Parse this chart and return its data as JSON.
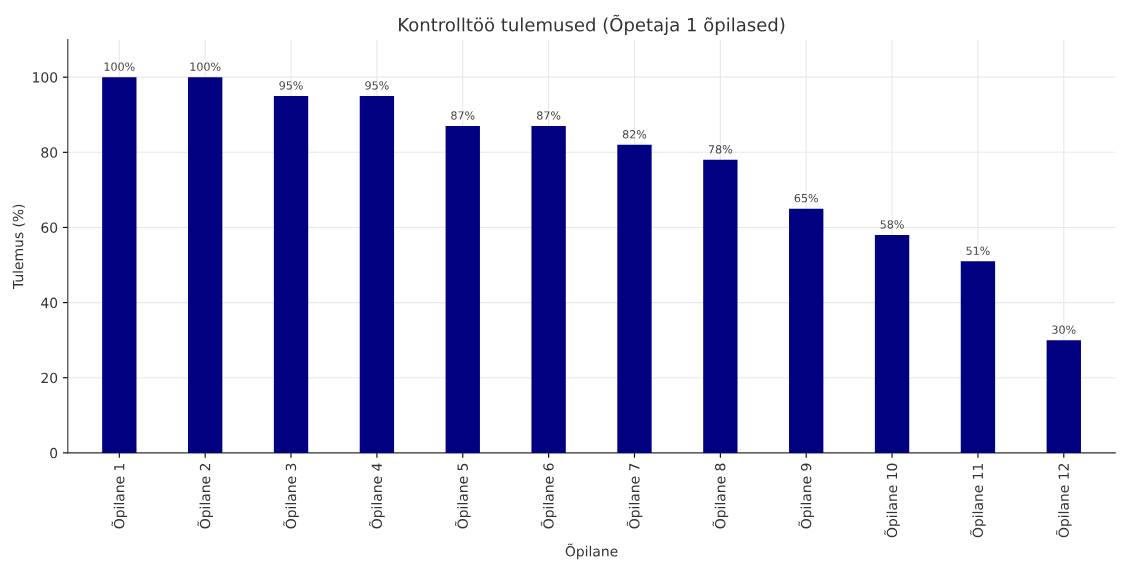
{
  "chart_data": {
    "type": "bar",
    "title": "Kontrolltöö tulemused (Õpetaja 1 õpilased)",
    "xlabel": "Õpilane",
    "ylabel": "Tulemus (%)",
    "categories": [
      "Õpilane 1",
      "Õpilane 2",
      "Õpilane 3",
      "Õpilane 4",
      "Õpilane 5",
      "Õpilane 6",
      "Õpilane 7",
      "Õpilane 8",
      "Õpilane 9",
      "Õpilane 10",
      "Õpilane 11",
      "Õpilane 12"
    ],
    "values": [
      100,
      100,
      95,
      95,
      87,
      87,
      82,
      78,
      65,
      58,
      51,
      30
    ],
    "value_labels": [
      "100%",
      "100%",
      "95%",
      "95%",
      "87%",
      "87%",
      "82%",
      "78%",
      "65%",
      "58%",
      "51%",
      "30%"
    ],
    "color": "#000080",
    "ylim": [
      0,
      110
    ],
    "yticks": [
      0,
      20,
      40,
      60,
      80,
      100
    ],
    "grid": true
  }
}
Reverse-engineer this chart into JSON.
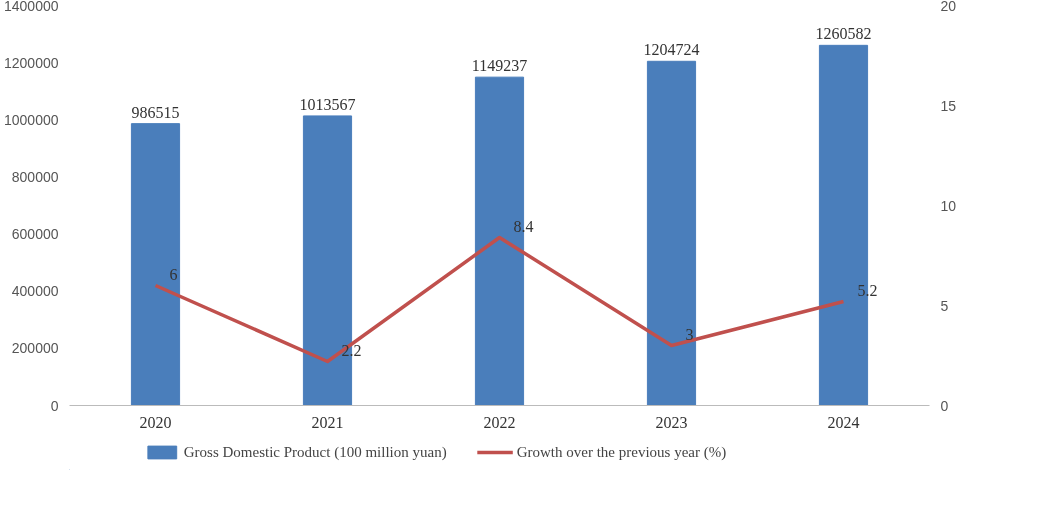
{
  "chart_data": {
    "type": "bar",
    "categories": [
      "2020",
      "2021",
      "2022",
      "2023",
      "2024"
    ],
    "series": [
      {
        "name": "Gross Domestic Product (100 million yuan)",
        "color": "#4a7ebb",
        "values": [
          986515,
          1013567,
          1149237,
          1204724,
          1260582
        ]
      },
      {
        "name": "Growth over the previous year (%)",
        "type": "line",
        "axis": "y2",
        "color": "#c0504d",
        "values": [
          6,
          2.2,
          8.4,
          3,
          5.2
        ]
      }
    ],
    "ylim": [
      0,
      1400000
    ],
    "yticks": [
      0,
      200000,
      400000,
      600000,
      800000,
      1000000,
      1200000,
      1400000
    ],
    "y2lim": [
      0,
      20
    ],
    "y2ticks": [
      0,
      5,
      10,
      15,
      20
    ],
    "data_labels": true,
    "legend": "bottom",
    "grid": false
  }
}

◆ Aim
Each line holding "color" must be found and copied.

◆ Answer to the problem
    "color": "#000080",
        "color": "#4a7ebb",
        "color": "#c0504d",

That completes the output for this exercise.